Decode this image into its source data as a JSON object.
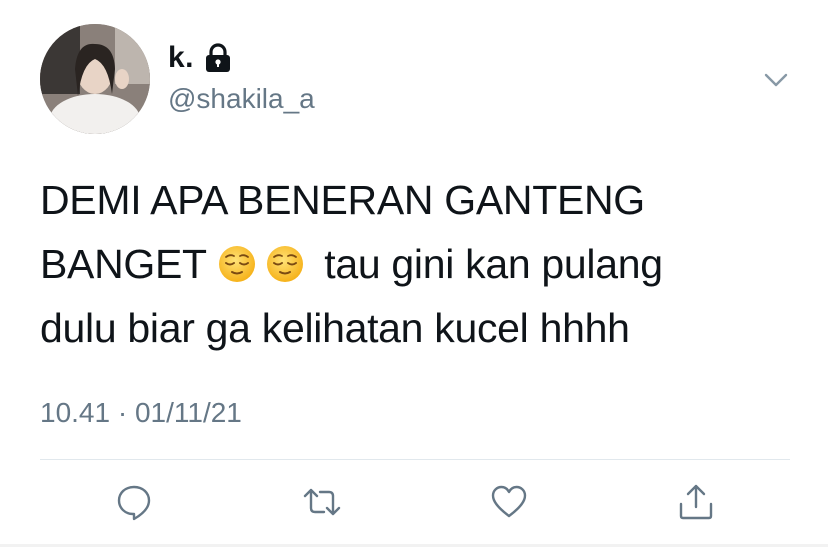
{
  "user": {
    "display_name": "k.",
    "handle": "@shakila_a",
    "protected_icon": "lock-icon",
    "avatar_icon": "profile-photo"
  },
  "tweet": {
    "line1": "DEMI APA BENERAN GANTENG",
    "line2_start": "BANGET",
    "emojis": [
      "relieved-face-emoji",
      "relieved-face-emoji"
    ],
    "line2_end": "tau gini kan pulang",
    "line3": "dulu biar ga kelihatan kucel hhhh",
    "timestamp": "10.41 · 01/11/21"
  },
  "actions": {
    "reply_icon": "comment-icon",
    "retweet_icon": "retweet-icon",
    "like_icon": "heart-icon",
    "share_icon": "share-icon"
  },
  "colors": {
    "text": "#0f1419",
    "secondary": "#657786",
    "divider": "#e1e8ed"
  }
}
= = = = = = =
Task description: Which lines hold the word "face"? Copy all of them.

Full solution:
      "relieved-face-emoji",
      "relieved-face-emoji"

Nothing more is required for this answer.